Entries taken from a collection

..............................

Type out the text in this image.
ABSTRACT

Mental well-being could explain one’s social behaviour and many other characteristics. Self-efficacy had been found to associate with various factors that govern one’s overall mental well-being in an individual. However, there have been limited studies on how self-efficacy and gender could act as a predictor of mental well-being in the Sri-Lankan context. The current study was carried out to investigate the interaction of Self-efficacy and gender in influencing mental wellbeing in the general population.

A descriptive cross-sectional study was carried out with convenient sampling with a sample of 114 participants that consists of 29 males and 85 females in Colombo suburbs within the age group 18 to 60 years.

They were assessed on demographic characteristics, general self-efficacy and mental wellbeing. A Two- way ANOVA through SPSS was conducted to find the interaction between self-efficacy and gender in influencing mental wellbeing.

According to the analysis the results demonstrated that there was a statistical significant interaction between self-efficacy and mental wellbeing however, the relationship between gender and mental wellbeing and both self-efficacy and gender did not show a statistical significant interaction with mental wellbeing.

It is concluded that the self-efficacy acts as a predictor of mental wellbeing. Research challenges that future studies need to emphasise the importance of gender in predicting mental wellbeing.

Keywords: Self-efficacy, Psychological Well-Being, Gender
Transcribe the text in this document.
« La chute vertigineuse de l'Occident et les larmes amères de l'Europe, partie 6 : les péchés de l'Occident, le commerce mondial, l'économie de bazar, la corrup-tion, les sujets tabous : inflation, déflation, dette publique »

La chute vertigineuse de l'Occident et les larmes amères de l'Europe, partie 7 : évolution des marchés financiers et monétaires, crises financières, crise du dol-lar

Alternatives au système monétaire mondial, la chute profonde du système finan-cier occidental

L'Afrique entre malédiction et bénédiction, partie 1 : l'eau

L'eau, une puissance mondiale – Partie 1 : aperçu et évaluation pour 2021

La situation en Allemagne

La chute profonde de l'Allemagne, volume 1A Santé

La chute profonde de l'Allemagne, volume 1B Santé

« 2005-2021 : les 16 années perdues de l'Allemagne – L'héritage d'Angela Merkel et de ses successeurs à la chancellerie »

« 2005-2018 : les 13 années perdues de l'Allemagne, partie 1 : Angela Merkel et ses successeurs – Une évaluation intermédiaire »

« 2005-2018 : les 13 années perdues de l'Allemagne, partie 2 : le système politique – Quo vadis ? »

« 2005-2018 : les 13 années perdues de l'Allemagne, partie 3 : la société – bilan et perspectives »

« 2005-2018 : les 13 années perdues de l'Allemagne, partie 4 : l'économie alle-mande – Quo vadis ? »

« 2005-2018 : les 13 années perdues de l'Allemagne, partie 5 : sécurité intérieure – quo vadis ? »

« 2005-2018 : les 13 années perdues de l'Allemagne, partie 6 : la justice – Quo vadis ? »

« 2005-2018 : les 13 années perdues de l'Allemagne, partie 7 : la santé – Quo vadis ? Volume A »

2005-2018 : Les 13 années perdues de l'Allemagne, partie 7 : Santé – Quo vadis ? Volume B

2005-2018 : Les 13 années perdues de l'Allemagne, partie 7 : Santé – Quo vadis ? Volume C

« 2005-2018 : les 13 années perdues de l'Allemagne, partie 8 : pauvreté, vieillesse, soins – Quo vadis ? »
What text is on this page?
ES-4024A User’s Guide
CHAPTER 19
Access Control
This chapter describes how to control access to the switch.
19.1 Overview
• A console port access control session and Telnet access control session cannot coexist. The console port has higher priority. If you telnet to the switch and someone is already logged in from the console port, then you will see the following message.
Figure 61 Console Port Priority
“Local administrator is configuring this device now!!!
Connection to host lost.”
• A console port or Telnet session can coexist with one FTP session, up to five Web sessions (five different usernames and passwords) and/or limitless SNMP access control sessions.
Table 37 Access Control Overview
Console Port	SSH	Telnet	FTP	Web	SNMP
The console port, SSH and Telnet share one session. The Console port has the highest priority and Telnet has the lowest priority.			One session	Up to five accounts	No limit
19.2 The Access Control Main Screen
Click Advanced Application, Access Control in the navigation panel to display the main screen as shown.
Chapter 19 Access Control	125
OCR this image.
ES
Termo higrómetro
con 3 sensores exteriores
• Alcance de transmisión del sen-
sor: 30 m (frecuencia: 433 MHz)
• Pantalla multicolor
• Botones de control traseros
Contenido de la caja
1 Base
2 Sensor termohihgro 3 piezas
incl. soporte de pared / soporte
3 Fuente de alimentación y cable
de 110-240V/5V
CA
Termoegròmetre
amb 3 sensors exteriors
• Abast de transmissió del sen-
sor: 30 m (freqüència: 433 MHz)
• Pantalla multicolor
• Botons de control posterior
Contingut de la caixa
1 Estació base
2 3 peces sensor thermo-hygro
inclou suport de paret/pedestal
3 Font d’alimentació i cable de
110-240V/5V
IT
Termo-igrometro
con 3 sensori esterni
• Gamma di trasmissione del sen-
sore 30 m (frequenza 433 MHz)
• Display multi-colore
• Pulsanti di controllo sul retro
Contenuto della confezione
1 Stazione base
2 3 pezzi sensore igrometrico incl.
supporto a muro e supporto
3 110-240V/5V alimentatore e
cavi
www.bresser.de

..............................

> **EXERCISE BRIEF**:
Identify each line holding the string "successeurs", and copy it out.

> **RESULT**:
« 2005-2021 : les 16 années perdues de l'Allemagne – L'héritage d'Angela Merkel et de ses successeurs à la chancellerie »
« 2005-2018 : les 13 années perdues de l'Allemagne, partie 1 : Angela Merkel et ses successeurs – Une évaluation intermédiaire »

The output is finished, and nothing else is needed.